Reproduce the mountain men passage word for word, between "Jim Beckwourth (1798–1866)" and "to Marysville, California.", inclusive.

• PASSAGE
-- begin --

In order to stay alive, the men needed keen senses and knowledge of herbal remedies and first aid, among other skills. In summer, they could catch fish, build shelter, and hunt for food and skins. The mountain men dressed in suits made of deer skin that had stiffened after being left outdoors for a time, which gave them some protection against the weapons of particular enemies.[8] There were no doctors in the regions where mountain men worked, and they had to set their own broken bones, tend their wounds, and nurse themselves back to health.[9]
Fur trappers
A fur trapper was a mountain man who, in today's terms, would be called a free agent. He was independent and traded his pelts to whoever would pay him the best price. That contrasts with a "company man", typically indebted to one fur company for the cost of his gear, who traded only with that company and was often under the direct command of company representatives. Some company men who paid off their debt could become free traders, using the gear they had earned. They might sell to the same company when the price was agreeable or convenient.
Historical reenactment
Historical reenactment of the dress and lifestyle of a mountain man, sometimes known as buckskinning, allows people to recreate aspects of this historical period. Today's Rocky Mountain Rendezvous and other reenacted events are both history-oriented and social occasions. Some modern men choose a lifestyle similar to that of historical mountain men. They may live and roam in the mountains of the West or in the swamps of the southern United States.
Jim Beckwourth (1798–1866) was born into slavery, arrived in Missouri with his parents and was freed by his father. He started working with the Ashley expedition, signed on with the Rocky Mountain Fur Company, and became a well-known mountain man. He lived with the Crow for years and became a war chief. He was the only African American in the West to have his life story published (1856[10]). He was credited with the discovery of Beckwourth Pass in the Sierra Nevada in 1850 and improved a Native American path creating what became known as the Beckwourth Trail through the mountains to Marysville, California.
Kit Carson (1809–1868) achieved notability for his later exploits, but he got his start and gained some early recognition as a trapper. Carson explored the west to California and north through the Rocky Mountains. He lived among and married into the Arapaho and Cheyenne tribes. He was hired by John C. Frémont ("the Pathfinder") as a guide and led him through much of California, Oregon, and the Great Basin area, and achieved national fame through Fremont. Stories of his life as a mountain man turned him into a frontier hero-figure, the prototypical mountain man of his time.[11]
George Drouillard (1774 or 1775–1810) was a hunter, interpreter, and sign-talker on the Lewis and Clark Expedition, often considered one of Lewis' two most appreciated members (with John Colter). Born to a French Canadian father and a Shawnee mother in Detroit, Drouillard proved to be the most skillful hunter on the expedition, notably during the harsh wintering in Fort Clatsop. He went on trapping in today's Wyoming and Montana after the expedition, working for Manuel Lisa's Missouri Fur Company, where he had signed on in 1807. Often venturing out alone like John Colter, notably to the headwaters of the Big Horn River from the Yellowstone and around the Three Forks of the Missouri, Drouillard was killed in May 1810 by Blackfoot Indians in the Three Forks area.

-- end --

• PROVIDED RECORDS
-- begin --

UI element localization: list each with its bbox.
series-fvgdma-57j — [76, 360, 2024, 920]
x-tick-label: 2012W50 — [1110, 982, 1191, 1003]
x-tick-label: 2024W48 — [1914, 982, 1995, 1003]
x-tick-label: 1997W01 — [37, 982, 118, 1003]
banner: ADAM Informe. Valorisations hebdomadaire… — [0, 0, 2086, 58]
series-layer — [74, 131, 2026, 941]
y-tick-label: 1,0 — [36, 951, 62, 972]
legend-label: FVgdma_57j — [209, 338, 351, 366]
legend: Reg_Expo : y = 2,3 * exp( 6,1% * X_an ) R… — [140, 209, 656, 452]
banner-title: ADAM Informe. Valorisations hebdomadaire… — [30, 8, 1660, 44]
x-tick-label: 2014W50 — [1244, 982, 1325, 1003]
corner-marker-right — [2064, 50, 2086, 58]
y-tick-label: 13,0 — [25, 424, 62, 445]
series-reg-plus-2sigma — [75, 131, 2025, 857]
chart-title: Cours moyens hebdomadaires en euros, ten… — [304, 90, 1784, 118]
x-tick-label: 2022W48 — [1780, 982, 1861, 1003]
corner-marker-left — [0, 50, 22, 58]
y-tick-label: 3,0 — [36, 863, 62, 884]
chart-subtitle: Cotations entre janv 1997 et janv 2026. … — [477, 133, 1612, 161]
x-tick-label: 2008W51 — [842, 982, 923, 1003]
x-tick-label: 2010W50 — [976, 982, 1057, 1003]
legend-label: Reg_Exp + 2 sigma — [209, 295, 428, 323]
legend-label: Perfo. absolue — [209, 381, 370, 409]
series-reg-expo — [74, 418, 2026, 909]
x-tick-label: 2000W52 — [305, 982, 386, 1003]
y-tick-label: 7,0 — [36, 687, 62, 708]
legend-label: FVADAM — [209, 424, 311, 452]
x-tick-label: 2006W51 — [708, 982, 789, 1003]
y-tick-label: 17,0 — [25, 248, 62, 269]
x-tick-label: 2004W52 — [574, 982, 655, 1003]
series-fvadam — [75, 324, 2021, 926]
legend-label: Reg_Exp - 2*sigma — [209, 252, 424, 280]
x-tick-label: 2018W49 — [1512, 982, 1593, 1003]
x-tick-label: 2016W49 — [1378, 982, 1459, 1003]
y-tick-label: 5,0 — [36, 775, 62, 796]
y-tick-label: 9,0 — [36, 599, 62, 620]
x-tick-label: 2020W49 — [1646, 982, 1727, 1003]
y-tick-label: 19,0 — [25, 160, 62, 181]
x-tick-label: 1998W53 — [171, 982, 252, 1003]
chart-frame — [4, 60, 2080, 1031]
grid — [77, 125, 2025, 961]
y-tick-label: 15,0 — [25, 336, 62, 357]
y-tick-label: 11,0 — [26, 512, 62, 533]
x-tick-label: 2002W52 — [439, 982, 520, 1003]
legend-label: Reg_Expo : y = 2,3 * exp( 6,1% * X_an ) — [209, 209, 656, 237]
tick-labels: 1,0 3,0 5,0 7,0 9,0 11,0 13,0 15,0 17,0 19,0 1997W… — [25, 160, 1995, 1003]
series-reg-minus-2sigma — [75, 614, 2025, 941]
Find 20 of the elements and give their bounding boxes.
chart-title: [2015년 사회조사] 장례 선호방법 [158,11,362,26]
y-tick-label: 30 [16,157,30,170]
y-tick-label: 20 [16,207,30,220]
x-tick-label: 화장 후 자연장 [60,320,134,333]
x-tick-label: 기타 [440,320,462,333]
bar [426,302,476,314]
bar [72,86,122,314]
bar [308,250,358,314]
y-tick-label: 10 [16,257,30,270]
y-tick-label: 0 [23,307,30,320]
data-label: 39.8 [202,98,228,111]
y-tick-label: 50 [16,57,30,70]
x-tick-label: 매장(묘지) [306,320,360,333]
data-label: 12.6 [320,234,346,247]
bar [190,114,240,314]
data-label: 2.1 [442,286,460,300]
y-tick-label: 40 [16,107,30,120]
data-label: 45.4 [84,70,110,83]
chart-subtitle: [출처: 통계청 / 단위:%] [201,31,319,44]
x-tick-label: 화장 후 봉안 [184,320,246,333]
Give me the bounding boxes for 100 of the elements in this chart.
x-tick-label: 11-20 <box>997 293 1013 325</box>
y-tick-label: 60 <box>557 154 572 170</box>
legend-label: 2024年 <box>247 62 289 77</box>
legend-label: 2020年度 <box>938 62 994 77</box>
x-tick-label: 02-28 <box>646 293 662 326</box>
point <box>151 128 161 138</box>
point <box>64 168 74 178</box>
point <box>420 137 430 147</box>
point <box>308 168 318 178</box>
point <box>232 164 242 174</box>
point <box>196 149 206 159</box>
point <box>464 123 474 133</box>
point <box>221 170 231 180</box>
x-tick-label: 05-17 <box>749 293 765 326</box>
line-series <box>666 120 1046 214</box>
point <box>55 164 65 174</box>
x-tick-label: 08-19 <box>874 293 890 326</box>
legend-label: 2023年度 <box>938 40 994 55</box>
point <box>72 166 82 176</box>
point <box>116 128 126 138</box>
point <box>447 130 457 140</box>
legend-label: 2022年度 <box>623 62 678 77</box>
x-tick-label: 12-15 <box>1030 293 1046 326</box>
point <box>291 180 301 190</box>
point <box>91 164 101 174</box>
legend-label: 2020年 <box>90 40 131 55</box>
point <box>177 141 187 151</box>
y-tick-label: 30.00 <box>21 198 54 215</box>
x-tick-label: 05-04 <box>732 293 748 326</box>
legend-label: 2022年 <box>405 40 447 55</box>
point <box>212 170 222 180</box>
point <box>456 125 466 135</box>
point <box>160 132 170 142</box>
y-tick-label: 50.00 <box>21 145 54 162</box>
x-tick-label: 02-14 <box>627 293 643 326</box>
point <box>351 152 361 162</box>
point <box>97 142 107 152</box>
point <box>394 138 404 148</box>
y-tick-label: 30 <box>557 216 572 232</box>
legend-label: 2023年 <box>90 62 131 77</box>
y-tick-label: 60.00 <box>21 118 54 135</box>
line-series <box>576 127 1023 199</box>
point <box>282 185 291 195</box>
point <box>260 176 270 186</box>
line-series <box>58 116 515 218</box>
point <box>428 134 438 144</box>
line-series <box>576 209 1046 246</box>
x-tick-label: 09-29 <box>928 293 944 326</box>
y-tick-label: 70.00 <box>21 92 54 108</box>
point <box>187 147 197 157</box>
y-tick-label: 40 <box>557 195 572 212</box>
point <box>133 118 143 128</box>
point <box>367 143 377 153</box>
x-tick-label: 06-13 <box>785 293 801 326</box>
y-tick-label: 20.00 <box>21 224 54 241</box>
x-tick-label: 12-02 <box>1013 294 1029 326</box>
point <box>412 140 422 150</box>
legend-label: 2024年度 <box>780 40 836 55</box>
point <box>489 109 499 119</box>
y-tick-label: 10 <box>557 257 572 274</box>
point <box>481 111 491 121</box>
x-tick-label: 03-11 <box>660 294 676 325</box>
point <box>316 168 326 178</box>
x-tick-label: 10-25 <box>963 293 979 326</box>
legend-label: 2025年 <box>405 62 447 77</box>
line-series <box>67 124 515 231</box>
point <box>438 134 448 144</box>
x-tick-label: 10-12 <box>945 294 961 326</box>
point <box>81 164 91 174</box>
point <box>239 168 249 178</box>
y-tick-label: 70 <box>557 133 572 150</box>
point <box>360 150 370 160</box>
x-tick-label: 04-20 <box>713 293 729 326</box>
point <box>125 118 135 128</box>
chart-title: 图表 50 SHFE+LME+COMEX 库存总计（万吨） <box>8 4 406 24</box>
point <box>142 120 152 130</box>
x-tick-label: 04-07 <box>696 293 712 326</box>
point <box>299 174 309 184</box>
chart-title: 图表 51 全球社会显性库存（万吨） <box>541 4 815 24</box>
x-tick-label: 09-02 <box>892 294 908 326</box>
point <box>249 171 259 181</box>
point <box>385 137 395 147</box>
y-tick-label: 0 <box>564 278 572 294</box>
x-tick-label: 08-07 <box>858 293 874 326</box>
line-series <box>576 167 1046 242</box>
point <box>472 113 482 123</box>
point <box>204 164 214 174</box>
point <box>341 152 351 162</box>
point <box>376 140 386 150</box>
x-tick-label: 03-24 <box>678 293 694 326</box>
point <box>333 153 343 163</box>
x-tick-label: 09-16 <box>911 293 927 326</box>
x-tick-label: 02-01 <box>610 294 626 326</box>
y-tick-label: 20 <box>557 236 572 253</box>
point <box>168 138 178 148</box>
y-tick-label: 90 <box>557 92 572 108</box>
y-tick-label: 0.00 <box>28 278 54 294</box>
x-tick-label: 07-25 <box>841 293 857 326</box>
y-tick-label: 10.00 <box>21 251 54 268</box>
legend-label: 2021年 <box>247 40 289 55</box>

-- end --

• CORRECT RESULT
Jim Beckwourth (1798–1866) was born into slavery, arrived in Missouri with his parents and was freed by his father. He started working with the Ashley expedition, signed on with the Rocky Mountain Fur Company, and became a well-known mountain man. He lived with the Crow for years and became a war chief. He was the only African American in the West to have his life story published (1856[10]). He was credited with the discovery of Beckwourth Pass in the Sierra Nevada in 1850 and improved a Native American path creating what became known as the Beckwourth Trail through the mountains to Marysville, California.